[Part of a data file]
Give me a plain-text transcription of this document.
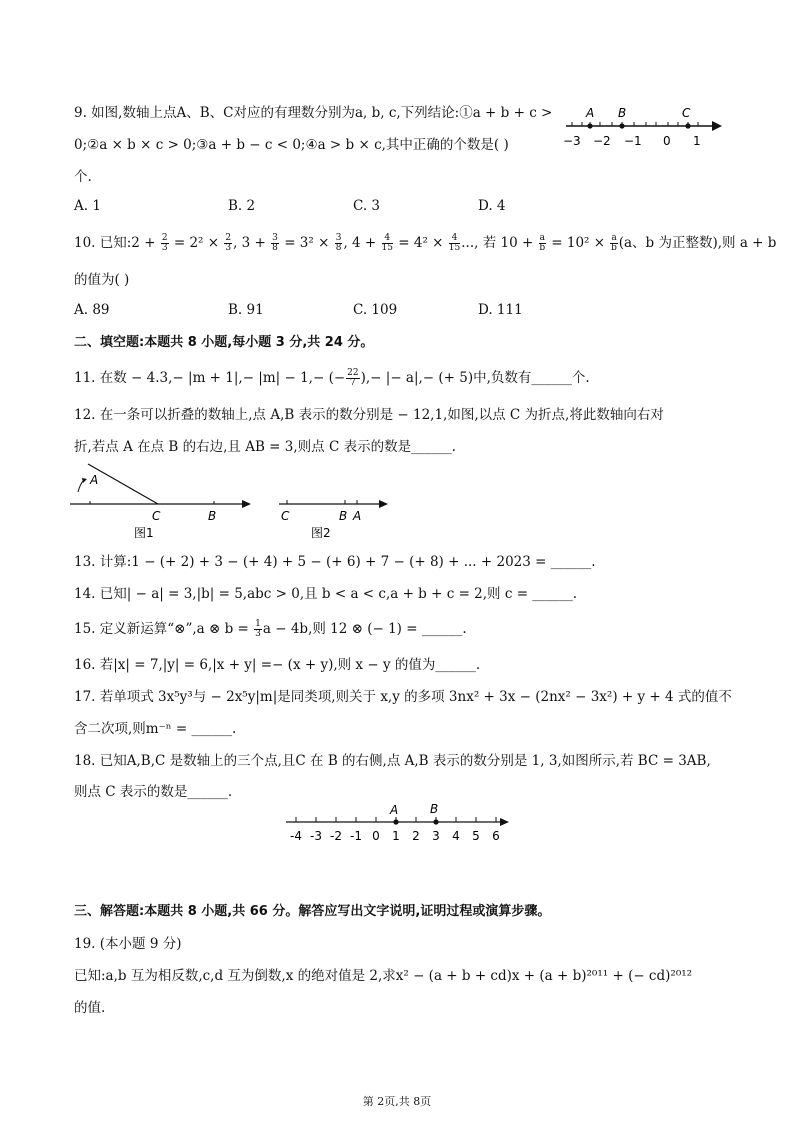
9. 如图,数轴上点A、B、C对应的有理数分别为a, b, c,下列结论:①a + b + c >
0;②a × b × c > 0;③a + b − c < 0;④a > b × c,其中正确的个数是( )
个.
A B	C
−3 −2 −1 0 1
A. 1	B. 2	C. 3	D. 4
10. 已知:2 + $\frac{2}{3} = 2^2 \times \frac{2}{3}$ , $3 + \frac{3}{8} = 3^2 \times \frac{3}{8}$ , $4 + \frac{4}{15} = 4^2 \times \frac{4}{15}$ ..., 若 $10 + \frac{a}{b} = 10^2 \times \frac{a}{b} (a$、b 为正整数),则 a + b
的值为( )
A. 89	B. 91	C. 109	D. 111
二、填空题:本题共 8 小题,每小题 3 分,共 24 分。
11. 在数 − 4.3,− |m + 1|,− |m| − 1,− (− $\frac{22}{7}$ ),− |− a|,− (+ 5)中,负数有______个.
12. 在一条可以折叠的数轴上,点 A,B 表示的数分别是 − 12,1,如图,以点 C 为折点,将此数轴向右对
折,若点 A 在点 B 的右边,且 AB = 3,则点 C 表示的数是______.
A
C	B
图1
C	B A
图2
13. 计算:1 − (+ 2) + 3 − (+ 4) + 5 − (+ 6) + 7 − (+ 8) + ... + 2023 = ______.
14. 已知| − a| = 3,|b| = 5,abc > 0,且 b < a < c,a + b + c = 2,则 c = ______.
15. 定义新运算“⊗”,a ⊗ $b = \frac{1}{3}$ a − 4b,则 12 ⊗ (− 1) = ______.
16. 若|x| = 7,|y| = 6,|x + y| =− (x + y),则 x − y 的值为______.
17. 若单项式 3x⁵y³与 − 2x⁵y|m|是同类项,则关于 x,y 的多项 3nx² + 3x − (2nx² − 3x²) + y + 4 式的值不
含二次项,则m⁻ⁿ = ______.
18. 已知A,B,C 是数轴上的三个点,且C 在 B 的右侧,点 A,B 表示的数分别是 1, 3,如图所示,若 BC = 3AB,
则点 C 表示的数是______.
A	B
-4 -3 -2 -1 0 1 2 3 4 5 6
三、解答题:本题共 8 小题,共 66 分。解答应写出文字说明,证明过程或演算步骤。
19. (本小题 9 分)
已知:a,b 互为相反数,c,d 互为倒数,x 的绝对值是 2,求x² − (a + b + cd)x + (a + b)²⁰¹¹ + (− cd)²⁰¹²
的值.
第 2页,共 8页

Given instruction >>
Write out each entry exactly as given, but skip the pictures.

Exercise answer >>
Give me a plain-text transcription of this document.
9. 如图,数轴上点A、B、C对应的有理数分别为a, b, c,下列结论:①a + b + c >
0;②a × b × c > 0;③a + b − c < 0;④a > b × c,其中正确的个数是( )
个.
A B	C
−3 −2 −1 0 1
A. 1	B. 2	C. 3	D. 4
10. 已知:2 + $\frac{2}{3} = 2^2 \times \frac{2}{3}$ , $3 + \frac{3}{8} = 3^2 \times \frac{3}{8}$ , $4 + \frac{4}{15} = 4^2 \times \frac{4}{15}$ ..., 若 $10 + \frac{a}{b} = 10^2 \times \frac{a}{b} (a$、b 为正整数),则 a + b
的值为( )
A. 89	B. 91	C. 109	D. 111
二、填空题:本题共 8 小题,每小题 3 分,共 24 分。
11. 在数 − 4.3,− |m + 1|,− |m| − 1,− (− $\frac{22}{7}$ ),− |− a|,− (+ 5)中,负数有______个.
12. 在一条可以折叠的数轴上,点 A,B 表示的数分别是 − 12,1,如图,以点 C 为折点,将此数轴向右对
折,若点 A 在点 B 的右边,且 AB = 3,则点 C 表示的数是______.
A
C	B
图1
C	B A
图2
13. 计算:1 − (+ 2) + 3 − (+ 4) + 5 − (+ 6) + 7 − (+ 8) + ... + 2023 = ______.
14. 已知| − a| = 3,|b| = 5,abc > 0,且 b < a < c,a + b + c = 2,则 c = ______.
15. 定义新运算“⊗”,a ⊗ $b = \frac{1}{3}$ a − 4b,则 12 ⊗ (− 1) = ______.
16. 若|x| = 7,|y| = 6,|x + y| =− (x + y),则 x − y 的值为______.
17. 若单项式 3x⁵y³与 − 2x⁵y|m|是同类项,则关于 x,y 的多项 3nx² + 3x − (2nx² − 3x²) + y + 4 式的值不
含二次项,则m⁻ⁿ = ______.
18. 已知A,B,C 是数轴上的三个点,且C 在 B 的右侧,点 A,B 表示的数分别是 1, 3,如图所示,若 BC = 3AB,
则点 C 表示的数是______.
A	B
-4 -3 -2 -1 0 1 2 3 4 5 6
三、解答题:本题共 8 小题,共 66 分。解答应写出文字说明,证明过程或演算步骤。
19. (本小题 9 分)
已知:a,b 互为相反数,c,d 互为倒数,x 的绝对值是 2,求x² − (a + b + cd)x + (a + b)²⁰¹¹ + (− cd)²⁰¹²
的值.
第 2页,共 8页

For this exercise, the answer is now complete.